◆ **Work required**
Look through the data below. Collect every line where the word "resultados" occurs.

◆ **Supplied material**
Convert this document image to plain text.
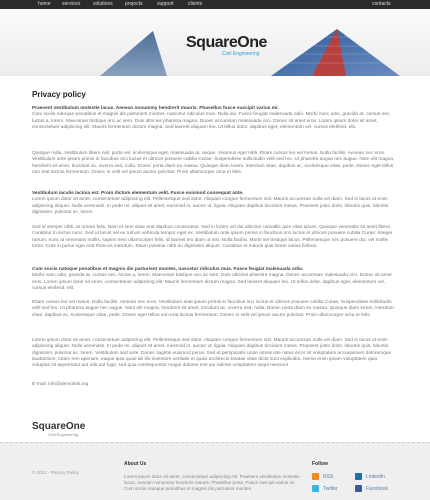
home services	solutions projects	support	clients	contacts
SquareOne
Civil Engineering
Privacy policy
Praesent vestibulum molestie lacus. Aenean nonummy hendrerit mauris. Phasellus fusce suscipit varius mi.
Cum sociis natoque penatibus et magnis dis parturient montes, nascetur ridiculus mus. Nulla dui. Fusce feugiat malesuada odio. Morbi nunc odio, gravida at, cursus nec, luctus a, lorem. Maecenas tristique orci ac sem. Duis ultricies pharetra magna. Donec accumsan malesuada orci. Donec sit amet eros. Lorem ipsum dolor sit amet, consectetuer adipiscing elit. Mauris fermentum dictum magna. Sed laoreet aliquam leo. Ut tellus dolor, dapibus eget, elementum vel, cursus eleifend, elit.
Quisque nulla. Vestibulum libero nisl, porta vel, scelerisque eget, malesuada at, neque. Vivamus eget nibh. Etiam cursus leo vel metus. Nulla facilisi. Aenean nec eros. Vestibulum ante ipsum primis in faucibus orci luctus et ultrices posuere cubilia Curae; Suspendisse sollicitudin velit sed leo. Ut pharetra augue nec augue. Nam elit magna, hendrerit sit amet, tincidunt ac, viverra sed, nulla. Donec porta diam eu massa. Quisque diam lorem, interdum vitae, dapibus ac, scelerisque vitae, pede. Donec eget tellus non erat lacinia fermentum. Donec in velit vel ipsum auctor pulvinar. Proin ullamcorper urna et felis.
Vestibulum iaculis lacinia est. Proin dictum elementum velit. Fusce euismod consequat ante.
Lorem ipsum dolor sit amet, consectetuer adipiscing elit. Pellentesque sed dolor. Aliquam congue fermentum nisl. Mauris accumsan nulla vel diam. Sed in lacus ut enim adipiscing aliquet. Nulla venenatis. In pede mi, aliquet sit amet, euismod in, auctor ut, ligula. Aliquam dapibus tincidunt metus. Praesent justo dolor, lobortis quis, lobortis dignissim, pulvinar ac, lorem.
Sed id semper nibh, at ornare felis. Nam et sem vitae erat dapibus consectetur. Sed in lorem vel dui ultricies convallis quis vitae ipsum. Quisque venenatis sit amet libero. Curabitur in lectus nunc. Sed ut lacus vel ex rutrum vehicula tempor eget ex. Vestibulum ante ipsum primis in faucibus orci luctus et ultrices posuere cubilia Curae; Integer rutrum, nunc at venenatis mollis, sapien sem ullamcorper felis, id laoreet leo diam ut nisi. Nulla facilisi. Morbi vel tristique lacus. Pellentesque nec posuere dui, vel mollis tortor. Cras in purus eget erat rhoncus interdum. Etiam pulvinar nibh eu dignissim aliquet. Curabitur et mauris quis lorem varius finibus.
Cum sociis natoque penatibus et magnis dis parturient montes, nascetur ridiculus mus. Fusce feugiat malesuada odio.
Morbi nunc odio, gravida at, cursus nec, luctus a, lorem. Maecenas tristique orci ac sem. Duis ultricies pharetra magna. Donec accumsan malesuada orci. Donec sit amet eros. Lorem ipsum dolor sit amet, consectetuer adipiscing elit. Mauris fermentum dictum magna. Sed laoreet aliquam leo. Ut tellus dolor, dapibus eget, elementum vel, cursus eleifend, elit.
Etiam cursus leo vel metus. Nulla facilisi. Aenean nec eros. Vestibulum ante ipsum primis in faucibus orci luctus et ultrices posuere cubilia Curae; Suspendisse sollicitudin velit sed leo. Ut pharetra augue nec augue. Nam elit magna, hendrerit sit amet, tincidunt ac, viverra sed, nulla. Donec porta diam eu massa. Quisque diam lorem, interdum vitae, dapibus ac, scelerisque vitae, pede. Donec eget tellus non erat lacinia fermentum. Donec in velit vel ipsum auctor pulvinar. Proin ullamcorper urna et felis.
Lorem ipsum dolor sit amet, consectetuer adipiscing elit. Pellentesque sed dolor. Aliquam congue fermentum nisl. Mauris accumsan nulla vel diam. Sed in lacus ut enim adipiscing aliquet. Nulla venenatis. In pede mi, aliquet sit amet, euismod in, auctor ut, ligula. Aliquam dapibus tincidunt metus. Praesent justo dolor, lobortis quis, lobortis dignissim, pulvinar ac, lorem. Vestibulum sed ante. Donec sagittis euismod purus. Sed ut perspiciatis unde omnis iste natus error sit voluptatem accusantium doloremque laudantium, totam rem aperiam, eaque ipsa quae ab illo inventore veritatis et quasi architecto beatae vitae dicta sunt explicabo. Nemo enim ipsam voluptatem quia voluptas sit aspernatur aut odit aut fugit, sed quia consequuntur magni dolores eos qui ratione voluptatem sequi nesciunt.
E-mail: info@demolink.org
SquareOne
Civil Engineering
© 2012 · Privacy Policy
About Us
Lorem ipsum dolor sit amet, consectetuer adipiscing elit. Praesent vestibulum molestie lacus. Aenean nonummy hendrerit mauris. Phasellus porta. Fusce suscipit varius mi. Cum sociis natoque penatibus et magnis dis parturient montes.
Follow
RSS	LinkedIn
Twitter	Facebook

--

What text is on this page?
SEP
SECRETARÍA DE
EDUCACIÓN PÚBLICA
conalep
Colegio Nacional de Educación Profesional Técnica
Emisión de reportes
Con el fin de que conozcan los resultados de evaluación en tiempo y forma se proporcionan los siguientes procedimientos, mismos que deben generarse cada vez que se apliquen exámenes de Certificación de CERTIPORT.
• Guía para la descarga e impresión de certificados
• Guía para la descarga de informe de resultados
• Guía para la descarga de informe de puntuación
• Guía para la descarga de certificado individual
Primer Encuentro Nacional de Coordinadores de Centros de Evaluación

◆ **Worked solution**
Con el fin de que conozcan los resultados de evaluación en tiempo y forma se proporcionan los siguientes procedimientos, mismos que deben generarse cada vez que se apliquen exámenes de Certificación de CERTIPORT.
• Guía para la descarga de informe de resultados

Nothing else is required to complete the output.